• **Required task**
The data must be written out once more, precisely as given.

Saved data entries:
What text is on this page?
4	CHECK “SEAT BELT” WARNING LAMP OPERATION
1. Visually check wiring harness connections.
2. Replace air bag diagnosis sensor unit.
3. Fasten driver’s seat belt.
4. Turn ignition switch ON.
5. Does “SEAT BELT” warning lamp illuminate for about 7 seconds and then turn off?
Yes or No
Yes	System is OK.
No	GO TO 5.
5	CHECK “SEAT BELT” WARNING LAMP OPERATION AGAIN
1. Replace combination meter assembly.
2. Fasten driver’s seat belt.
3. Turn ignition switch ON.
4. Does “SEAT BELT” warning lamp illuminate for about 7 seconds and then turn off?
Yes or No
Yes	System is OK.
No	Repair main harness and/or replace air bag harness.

• **Exercise solution**
What text is on this page?
4	CHECK “SEAT BELT” WARNING LAMP OPERATION
1. Visually check wiring harness connections.
2. Replace air bag diagnosis sensor unit.
3. Fasten driver’s seat belt.
4. Turn ignition switch ON.
5. Does “SEAT BELT” warning lamp illuminate for about 7 seconds and then turn off?
Yes or No
Yes	System is OK.
No	GO TO 5.
5	CHECK “SEAT BELT” WARNING LAMP OPERATION AGAIN
1. Replace combination meter assembly.
2. Fasten driver’s seat belt.
3. Turn ignition switch ON.
4. Does “SEAT BELT” warning lamp illuminate for about 7 seconds and then turn off?
Yes or No
Yes	System is OK.
No	Repair main harness and/or replace air bag harness.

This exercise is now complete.